Exercise aim — Lift every line from the entries that includes the word "Heliocentric".

— START OF Records for the exercise —

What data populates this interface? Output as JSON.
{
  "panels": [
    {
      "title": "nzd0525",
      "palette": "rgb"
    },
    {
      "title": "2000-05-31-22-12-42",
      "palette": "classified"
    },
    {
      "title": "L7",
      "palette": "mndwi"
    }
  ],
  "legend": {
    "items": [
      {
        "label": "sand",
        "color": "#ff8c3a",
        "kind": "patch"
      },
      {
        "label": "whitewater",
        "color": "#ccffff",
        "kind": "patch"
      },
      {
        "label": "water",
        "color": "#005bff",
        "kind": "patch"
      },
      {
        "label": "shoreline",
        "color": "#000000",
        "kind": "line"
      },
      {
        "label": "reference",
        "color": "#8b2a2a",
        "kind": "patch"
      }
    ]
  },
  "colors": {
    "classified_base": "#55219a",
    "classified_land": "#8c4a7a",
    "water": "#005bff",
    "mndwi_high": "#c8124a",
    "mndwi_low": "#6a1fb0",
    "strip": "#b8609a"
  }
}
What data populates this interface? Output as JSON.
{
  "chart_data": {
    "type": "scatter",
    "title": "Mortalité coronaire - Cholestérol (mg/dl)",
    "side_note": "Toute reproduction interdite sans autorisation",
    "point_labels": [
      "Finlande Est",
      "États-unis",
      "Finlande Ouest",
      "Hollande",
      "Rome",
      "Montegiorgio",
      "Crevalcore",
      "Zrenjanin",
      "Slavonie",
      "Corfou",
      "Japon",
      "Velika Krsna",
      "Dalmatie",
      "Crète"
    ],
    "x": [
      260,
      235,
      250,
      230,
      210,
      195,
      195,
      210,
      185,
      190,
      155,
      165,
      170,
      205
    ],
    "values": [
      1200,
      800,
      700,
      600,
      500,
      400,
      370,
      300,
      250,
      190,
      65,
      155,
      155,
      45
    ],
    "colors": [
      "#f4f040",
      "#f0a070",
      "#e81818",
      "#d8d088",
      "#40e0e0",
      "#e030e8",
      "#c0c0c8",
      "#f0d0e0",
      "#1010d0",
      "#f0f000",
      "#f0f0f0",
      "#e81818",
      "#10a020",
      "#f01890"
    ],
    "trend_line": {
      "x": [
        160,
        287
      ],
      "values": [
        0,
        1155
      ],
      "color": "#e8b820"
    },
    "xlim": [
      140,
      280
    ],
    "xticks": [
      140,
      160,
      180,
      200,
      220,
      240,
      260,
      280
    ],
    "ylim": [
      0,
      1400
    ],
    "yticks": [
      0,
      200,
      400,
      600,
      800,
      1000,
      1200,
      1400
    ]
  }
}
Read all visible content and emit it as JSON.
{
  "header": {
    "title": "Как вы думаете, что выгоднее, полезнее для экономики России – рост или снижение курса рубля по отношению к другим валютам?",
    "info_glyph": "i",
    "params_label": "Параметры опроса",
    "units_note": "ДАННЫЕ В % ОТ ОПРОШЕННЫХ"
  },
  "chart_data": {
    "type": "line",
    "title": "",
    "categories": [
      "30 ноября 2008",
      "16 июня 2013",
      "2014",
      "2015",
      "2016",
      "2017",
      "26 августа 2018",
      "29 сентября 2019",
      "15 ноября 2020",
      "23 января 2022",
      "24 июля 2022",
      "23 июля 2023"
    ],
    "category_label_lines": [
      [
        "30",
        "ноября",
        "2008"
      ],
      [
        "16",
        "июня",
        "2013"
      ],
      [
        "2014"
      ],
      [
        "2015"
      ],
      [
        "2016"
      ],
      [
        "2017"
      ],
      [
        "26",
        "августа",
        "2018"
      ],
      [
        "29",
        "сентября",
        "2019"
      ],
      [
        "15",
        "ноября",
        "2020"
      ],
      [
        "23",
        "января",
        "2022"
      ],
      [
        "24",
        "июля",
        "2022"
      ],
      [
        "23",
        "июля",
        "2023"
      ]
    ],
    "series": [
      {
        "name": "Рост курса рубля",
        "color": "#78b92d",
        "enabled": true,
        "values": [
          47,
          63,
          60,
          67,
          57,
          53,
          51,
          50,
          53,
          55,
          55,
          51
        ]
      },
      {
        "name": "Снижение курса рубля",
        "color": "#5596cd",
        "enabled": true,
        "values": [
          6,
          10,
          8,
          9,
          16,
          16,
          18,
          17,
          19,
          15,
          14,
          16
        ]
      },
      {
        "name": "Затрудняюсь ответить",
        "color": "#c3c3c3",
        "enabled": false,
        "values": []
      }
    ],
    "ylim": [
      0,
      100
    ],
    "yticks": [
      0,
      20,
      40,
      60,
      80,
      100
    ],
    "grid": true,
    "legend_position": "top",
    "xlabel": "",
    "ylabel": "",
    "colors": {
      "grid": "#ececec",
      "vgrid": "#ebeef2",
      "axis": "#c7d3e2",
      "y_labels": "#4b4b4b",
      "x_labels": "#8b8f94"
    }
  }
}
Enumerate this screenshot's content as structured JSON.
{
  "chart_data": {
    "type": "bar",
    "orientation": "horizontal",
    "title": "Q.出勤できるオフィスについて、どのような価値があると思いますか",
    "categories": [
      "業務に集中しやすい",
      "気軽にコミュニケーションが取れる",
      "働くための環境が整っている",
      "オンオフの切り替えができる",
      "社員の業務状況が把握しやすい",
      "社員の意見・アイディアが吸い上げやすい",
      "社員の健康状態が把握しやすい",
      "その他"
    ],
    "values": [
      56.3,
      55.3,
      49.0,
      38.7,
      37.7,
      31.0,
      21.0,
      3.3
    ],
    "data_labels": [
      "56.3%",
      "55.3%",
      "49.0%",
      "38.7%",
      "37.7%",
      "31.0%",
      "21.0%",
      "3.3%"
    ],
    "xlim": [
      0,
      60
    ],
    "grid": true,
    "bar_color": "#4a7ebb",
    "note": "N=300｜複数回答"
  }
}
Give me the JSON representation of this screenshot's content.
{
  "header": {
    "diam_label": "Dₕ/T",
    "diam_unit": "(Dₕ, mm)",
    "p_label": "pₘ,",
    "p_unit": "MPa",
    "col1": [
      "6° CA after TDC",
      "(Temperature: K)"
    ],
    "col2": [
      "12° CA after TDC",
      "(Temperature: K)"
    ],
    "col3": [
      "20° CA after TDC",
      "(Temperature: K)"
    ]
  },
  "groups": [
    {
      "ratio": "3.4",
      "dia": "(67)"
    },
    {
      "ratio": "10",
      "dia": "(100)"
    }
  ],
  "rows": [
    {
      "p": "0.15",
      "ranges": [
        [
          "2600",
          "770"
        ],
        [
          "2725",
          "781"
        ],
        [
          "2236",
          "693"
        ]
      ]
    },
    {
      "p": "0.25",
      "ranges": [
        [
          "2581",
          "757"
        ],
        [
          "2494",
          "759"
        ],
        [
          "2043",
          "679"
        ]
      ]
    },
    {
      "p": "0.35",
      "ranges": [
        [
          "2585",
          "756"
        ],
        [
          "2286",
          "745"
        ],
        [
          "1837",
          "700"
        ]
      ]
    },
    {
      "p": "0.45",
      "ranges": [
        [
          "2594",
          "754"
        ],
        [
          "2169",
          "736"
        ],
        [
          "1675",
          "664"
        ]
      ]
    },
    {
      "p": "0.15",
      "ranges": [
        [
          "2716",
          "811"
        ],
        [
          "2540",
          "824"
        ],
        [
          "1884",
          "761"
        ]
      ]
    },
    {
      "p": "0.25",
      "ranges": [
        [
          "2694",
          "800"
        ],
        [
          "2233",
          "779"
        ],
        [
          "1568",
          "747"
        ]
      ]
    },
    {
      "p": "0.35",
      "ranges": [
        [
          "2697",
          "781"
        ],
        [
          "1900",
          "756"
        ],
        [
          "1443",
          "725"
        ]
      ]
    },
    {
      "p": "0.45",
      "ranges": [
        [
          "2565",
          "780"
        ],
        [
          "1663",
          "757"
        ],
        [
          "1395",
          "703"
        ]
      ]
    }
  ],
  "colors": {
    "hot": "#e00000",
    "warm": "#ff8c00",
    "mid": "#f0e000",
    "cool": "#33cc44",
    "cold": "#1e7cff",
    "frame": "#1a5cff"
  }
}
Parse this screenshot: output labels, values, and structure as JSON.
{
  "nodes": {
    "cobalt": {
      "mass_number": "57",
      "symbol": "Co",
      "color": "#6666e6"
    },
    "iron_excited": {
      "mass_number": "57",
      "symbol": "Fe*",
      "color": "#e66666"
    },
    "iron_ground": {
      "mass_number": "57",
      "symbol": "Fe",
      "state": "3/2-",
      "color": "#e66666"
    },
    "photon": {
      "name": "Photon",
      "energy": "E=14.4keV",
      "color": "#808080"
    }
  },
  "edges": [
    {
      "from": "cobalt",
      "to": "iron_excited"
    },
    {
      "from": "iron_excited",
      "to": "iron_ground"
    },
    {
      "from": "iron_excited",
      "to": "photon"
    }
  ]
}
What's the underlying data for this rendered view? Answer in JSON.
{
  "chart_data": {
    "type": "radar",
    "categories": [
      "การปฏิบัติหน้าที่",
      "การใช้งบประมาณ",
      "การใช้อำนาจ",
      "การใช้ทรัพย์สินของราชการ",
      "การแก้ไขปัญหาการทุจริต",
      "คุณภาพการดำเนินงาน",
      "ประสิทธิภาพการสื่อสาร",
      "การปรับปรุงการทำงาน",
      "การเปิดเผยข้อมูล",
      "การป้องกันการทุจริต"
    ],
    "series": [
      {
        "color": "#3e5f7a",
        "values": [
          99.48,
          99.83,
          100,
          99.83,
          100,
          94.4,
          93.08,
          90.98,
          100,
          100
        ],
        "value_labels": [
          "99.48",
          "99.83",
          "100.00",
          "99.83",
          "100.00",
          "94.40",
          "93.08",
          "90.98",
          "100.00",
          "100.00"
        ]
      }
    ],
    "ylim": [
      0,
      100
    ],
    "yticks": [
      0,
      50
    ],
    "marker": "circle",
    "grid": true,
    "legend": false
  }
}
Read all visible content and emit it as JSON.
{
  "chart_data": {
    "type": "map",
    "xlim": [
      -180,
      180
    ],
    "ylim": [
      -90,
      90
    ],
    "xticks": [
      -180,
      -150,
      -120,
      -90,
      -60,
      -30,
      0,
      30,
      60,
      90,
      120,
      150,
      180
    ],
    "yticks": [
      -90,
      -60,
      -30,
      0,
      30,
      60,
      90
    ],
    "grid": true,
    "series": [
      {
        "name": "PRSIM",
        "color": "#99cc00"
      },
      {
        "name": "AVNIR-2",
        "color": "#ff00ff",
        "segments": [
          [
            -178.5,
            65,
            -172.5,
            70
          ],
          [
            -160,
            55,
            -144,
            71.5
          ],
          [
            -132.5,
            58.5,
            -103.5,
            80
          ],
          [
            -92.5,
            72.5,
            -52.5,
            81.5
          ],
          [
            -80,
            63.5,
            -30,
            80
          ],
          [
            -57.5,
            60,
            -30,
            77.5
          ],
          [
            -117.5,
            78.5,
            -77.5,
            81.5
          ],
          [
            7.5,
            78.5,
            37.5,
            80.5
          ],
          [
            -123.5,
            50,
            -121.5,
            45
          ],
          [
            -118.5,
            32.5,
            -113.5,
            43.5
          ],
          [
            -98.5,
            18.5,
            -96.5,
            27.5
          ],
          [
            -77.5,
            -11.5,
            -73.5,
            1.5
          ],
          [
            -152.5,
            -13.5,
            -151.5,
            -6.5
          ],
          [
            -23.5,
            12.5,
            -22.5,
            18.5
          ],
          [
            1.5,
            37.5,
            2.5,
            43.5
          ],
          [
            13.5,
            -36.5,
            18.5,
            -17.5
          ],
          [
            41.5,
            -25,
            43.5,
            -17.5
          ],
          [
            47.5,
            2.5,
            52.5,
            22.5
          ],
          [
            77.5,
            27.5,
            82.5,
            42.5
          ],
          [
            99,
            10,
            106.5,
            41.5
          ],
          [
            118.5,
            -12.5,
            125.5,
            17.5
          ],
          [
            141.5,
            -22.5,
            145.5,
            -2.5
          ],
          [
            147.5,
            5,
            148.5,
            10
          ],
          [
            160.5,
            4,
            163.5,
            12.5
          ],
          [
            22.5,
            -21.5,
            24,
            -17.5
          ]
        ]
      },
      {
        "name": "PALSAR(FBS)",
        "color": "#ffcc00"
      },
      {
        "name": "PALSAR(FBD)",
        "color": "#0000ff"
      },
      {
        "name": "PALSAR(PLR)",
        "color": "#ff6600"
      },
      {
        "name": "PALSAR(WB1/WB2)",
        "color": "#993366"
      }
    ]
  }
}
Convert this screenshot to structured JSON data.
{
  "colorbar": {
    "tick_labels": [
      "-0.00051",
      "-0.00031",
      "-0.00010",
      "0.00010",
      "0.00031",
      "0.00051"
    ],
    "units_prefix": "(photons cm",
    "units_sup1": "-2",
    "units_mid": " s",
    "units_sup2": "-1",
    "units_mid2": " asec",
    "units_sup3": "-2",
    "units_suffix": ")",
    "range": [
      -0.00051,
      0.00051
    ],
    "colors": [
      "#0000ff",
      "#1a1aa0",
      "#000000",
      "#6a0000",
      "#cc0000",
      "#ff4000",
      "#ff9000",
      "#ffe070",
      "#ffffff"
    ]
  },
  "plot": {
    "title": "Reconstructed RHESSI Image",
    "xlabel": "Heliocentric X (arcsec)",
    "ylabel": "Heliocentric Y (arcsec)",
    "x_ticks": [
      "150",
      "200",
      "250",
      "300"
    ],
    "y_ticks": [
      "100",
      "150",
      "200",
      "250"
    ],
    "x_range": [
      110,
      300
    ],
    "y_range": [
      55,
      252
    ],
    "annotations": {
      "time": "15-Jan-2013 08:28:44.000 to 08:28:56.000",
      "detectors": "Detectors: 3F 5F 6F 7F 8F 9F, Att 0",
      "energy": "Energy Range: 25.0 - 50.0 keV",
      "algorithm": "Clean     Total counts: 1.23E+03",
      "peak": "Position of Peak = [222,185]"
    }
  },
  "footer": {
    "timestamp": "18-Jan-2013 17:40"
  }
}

— END OF Records for the exercise —

Task solution —
    "xlabel": "Heliocentric X (arcsec)",
    "ylabel": "Heliocentric Y (arcsec)",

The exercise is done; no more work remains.